Exercise description:
Wherever the string "GenFlow" shows up in a line, count that line. Give the total alone.

Record excerpts:
____
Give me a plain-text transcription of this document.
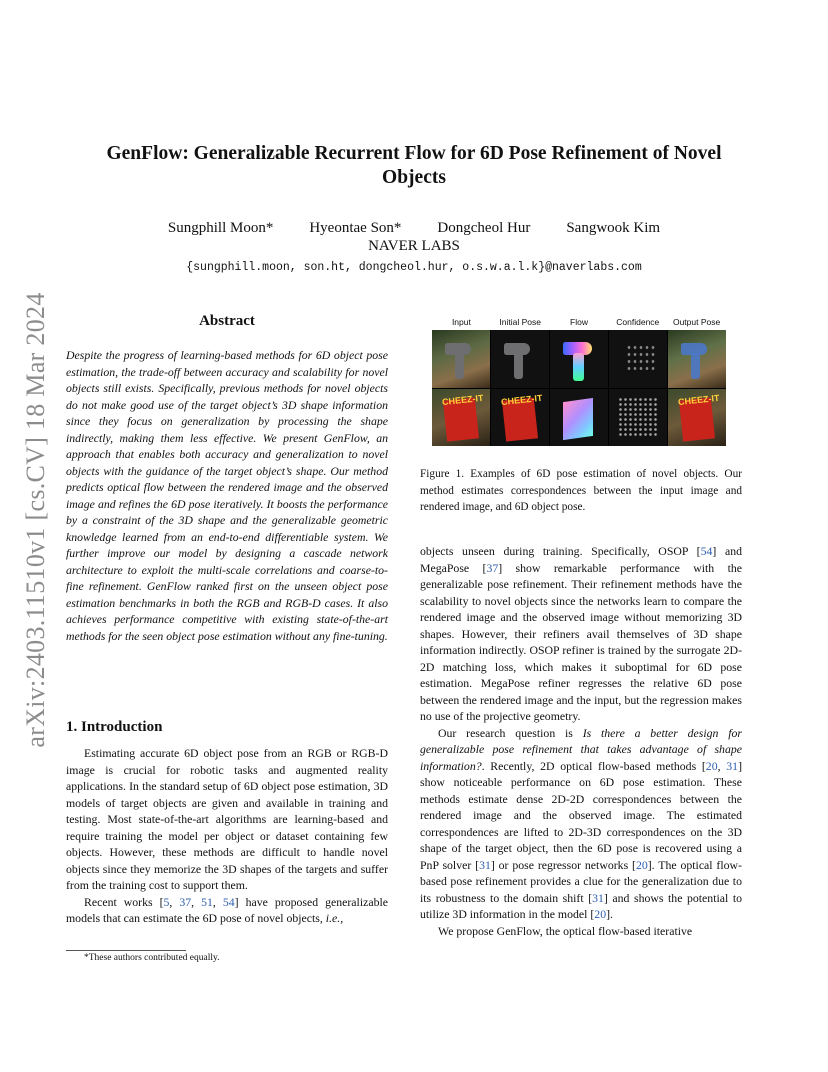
arXiv:2403.11510v1 [cs.CV] 18 Mar 2024
GenFlow: Generalizable Recurrent Flow for 6D Pose Refinement of Novel Objects
Sungphill Moon* Hyeontae Son* Dongcheol Hur Sangwook Kim
NAVER LABS
{sungphill.moon, son.ht, dongcheol.hur, o.s.w.a.l.k}@naverlabs.com
Abstract
Despite the progress of learning-based methods for 6D object pose estimation, the trade-off between accuracy and scalability for novel objects still exists. Specifically, previous methods for novel objects do not make good use of the target object’s 3D shape information since they focus on generalization by processing the shape indirectly, making them less effective. We present GenFlow, an approach that enables both accuracy and generalization to novel objects with the guidance of the target object’s shape. Our method predicts optical flow between the rendered image and the observed image and refines the 6D pose iteratively. It boosts the performance by a constraint of the 3D shape and the generalizable geometric knowledge learned from an end-to-end differentiable system. We further improve our model by designing a cascade network architecture to exploit the multi-scale correlations and coarse-to-fine refinement. GenFlow ranked first on the unseen object pose estimation benchmarks in both the RGB and RGB-D cases. It also achieves performance competitive with existing state-of-the-art methods for the seen object pose estimation without any fine-tuning.
1. Introduction

Estimating accurate 6D object pose from an RGB or RGB-D image is crucial for robotic tasks and augmented reality applications. In the standard setup of 6D object pose estimation, 3D models of target objects are given and available in training and testing. Most state-of-the-art algorithms are learning-based and require training the model per object or dataset containing few objects. However, these methods are difficult to handle novel objects since they memorize the 3D shapes of the targets and suffer from the training cost to support them.

Recent works [5, 37, 51, 54] have proposed generalizable models that can estimate the 6D pose of novel objects, i.e.,

*These authors contributed equally.
Input	Initial Pose	Flow	Confidence	Output Pose
CHEEZ-IT CHEEZ-IT	CHEEZ-IT
Figure 1. Examples of 6D pose estimation of novel objects. Our method estimates correspondences between the input image and rendered image, and 6D object pose.

objects unseen during training. Specifically, OSOP [54] and MegaPose [37] show remarkable performance with the generalizable pose refinement. Their refinement methods have the scalability to novel objects since the networks learn to compare the rendered image and the observed image without memorizing 3D shapes. However, their refiners avail themselves of 3D shape information indirectly. OSOP refiner is trained by the surrogate 2D-2D matching loss, which makes it suboptimal for 6D pose estimation. MegaPose refiner regresses the relative 6D pose between the rendered image and the input, but the regression makes no use of the projective geometry.

Our research question is Is there a better design for generalizable pose refinement that takes advantage of shape information?. Recently, 2D optical flow-based methods [20, 31] show noticeable performance on 6D pose estimation. These methods estimate dense 2D-2D correspondences between the rendered image and the observed image. The estimated correspondences are lifted to 2D-3D correspondences on the 3D shape of the target object, then the 6D pose is recovered using a PnP solver [31] or pose regressor networks [20]. The optical flow-based pose refinement provides a clue for the generalization due to its robustness to the domain shift [31] and shows the potential to utilize 3D information in the model [20].

We propose GenFlow, the optical flow-based iterative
____
Final result:
3